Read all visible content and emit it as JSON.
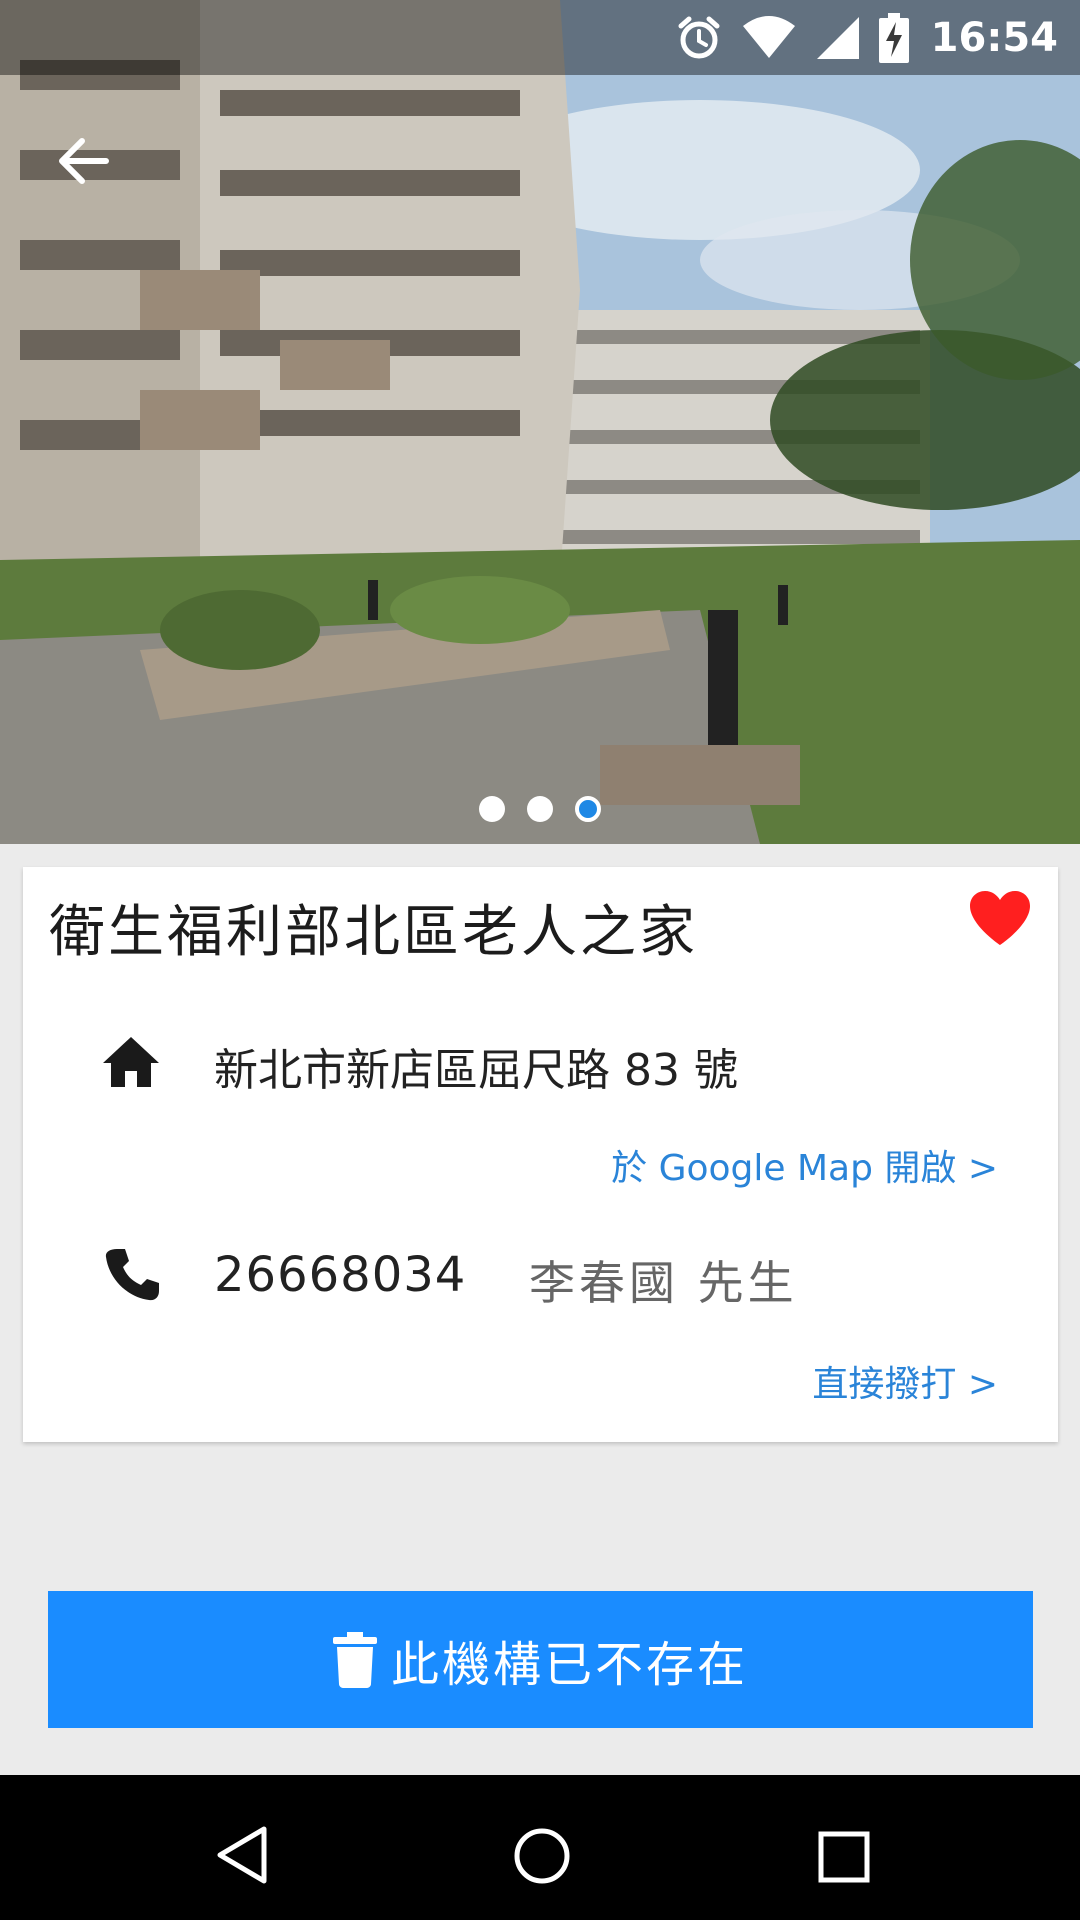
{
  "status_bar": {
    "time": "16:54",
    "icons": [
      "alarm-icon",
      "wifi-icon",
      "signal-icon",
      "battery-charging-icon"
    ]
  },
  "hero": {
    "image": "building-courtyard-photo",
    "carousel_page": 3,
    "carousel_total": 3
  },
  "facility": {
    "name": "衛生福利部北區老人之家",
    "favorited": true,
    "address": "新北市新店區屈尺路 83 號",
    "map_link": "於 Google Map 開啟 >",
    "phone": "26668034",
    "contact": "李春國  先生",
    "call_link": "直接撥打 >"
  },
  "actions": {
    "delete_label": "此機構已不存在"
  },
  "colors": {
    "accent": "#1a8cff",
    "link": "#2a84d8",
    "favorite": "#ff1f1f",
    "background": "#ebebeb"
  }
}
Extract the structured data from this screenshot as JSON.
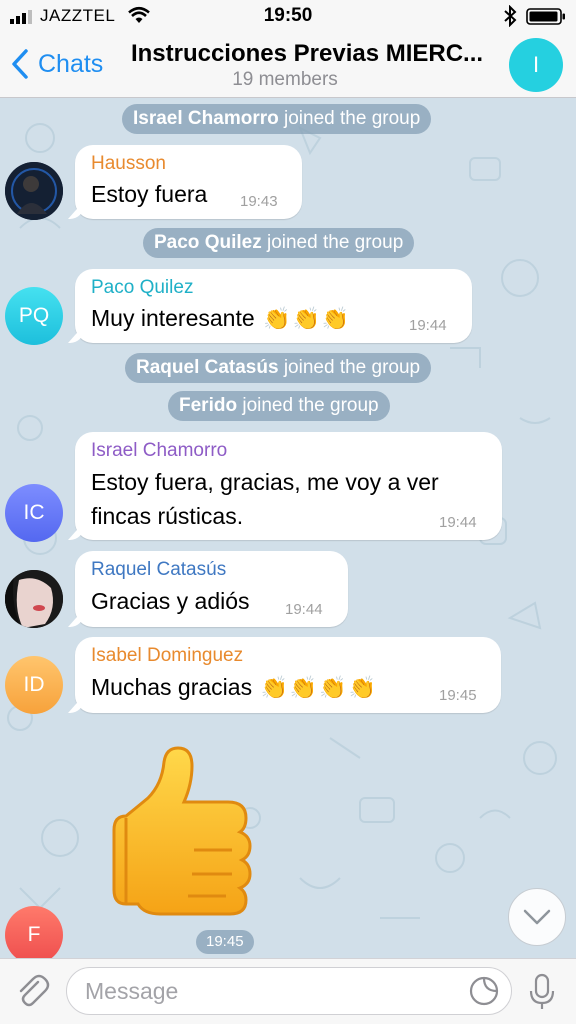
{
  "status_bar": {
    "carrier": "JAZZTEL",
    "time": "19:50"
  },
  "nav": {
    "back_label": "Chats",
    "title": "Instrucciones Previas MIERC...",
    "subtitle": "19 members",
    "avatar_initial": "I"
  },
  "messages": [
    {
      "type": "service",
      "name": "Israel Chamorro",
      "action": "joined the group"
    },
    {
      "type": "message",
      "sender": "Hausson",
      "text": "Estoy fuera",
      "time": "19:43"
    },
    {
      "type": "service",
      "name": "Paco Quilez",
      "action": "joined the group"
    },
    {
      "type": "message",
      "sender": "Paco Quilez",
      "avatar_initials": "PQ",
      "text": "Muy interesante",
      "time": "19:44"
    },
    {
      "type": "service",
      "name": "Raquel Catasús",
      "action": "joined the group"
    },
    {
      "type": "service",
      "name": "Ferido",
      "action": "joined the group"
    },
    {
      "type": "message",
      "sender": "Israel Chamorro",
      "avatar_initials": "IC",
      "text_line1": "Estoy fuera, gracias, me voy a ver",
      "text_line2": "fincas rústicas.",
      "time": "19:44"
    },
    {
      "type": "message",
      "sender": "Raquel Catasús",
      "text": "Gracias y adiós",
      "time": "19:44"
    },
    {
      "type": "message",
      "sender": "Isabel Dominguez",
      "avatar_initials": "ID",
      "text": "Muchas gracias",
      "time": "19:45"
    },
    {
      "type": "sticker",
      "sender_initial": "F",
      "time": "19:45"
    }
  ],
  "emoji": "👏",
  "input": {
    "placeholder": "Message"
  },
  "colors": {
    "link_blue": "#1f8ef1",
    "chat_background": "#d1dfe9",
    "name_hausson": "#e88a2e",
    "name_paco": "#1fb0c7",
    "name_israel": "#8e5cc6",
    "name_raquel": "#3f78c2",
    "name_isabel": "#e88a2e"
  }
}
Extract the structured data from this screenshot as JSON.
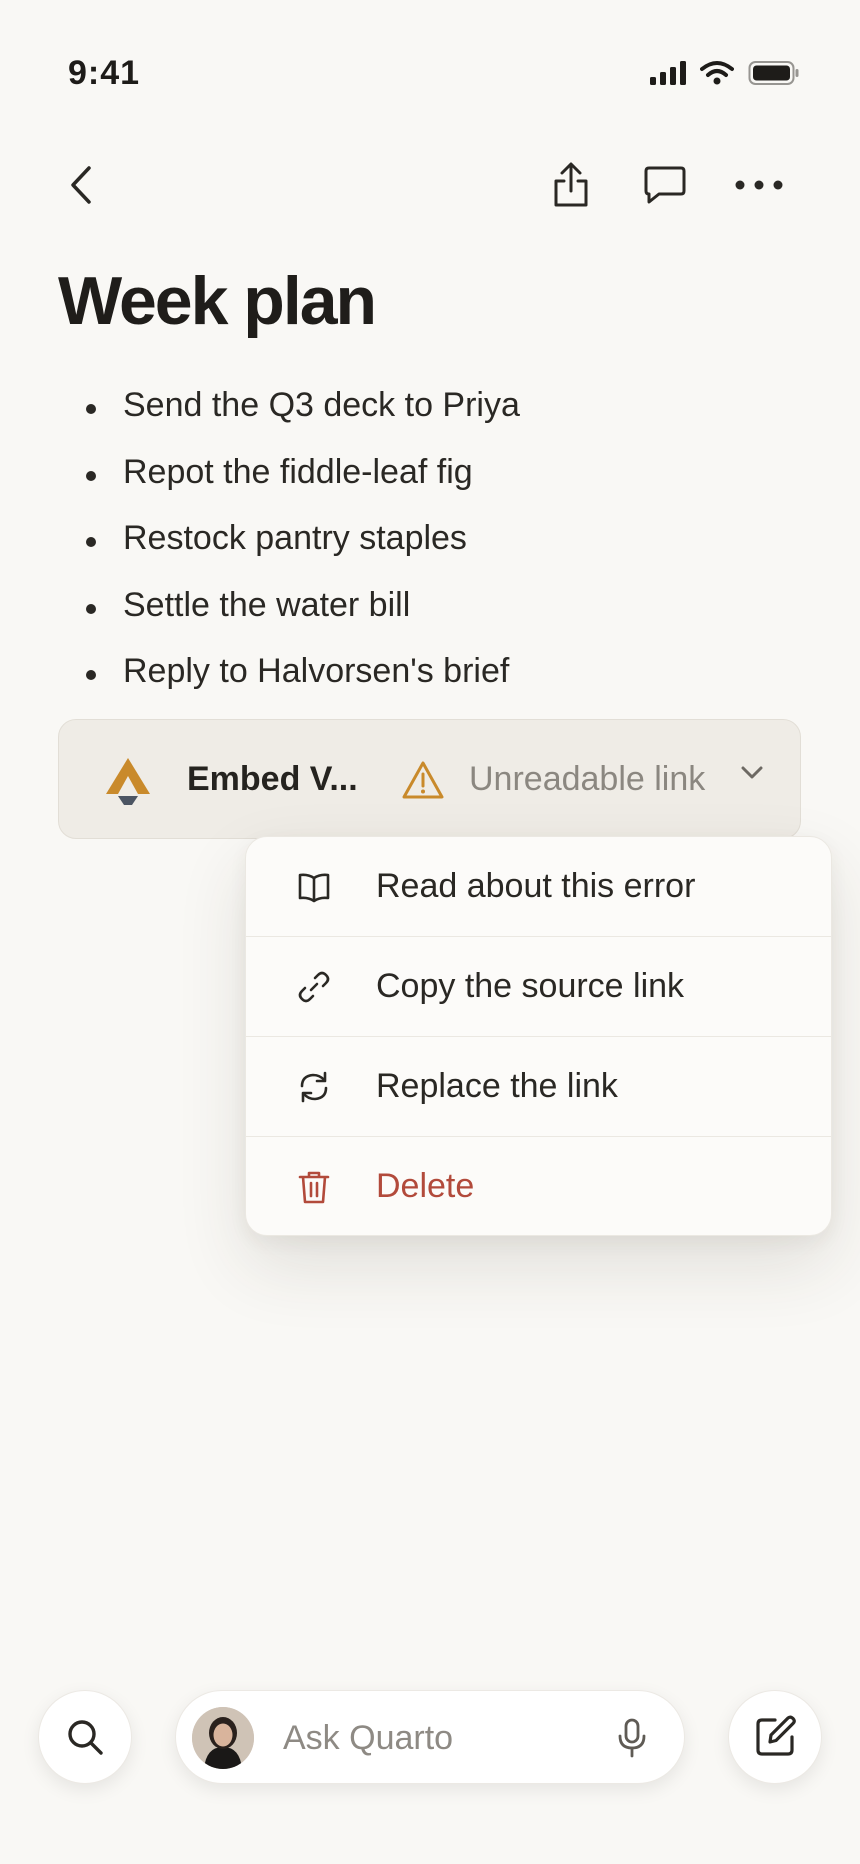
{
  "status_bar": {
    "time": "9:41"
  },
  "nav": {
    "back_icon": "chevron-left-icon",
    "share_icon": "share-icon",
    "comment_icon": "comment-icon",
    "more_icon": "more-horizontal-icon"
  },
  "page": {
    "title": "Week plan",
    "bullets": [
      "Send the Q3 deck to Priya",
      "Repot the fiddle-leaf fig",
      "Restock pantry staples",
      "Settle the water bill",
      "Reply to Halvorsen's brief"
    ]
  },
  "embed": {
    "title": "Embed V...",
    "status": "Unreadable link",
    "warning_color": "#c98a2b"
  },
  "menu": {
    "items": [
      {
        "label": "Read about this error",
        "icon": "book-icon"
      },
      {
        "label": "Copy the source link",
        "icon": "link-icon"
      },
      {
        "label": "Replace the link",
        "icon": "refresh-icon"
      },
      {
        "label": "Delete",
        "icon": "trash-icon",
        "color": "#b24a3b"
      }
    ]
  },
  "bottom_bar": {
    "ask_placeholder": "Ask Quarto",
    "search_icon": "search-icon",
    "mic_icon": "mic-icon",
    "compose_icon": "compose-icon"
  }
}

####

◆ Your instructions:
Identify and list each line with the word "Quilez".

◆ Finished task:
      "name": "Paco Quilez",
      "sender": "Paco Quilez",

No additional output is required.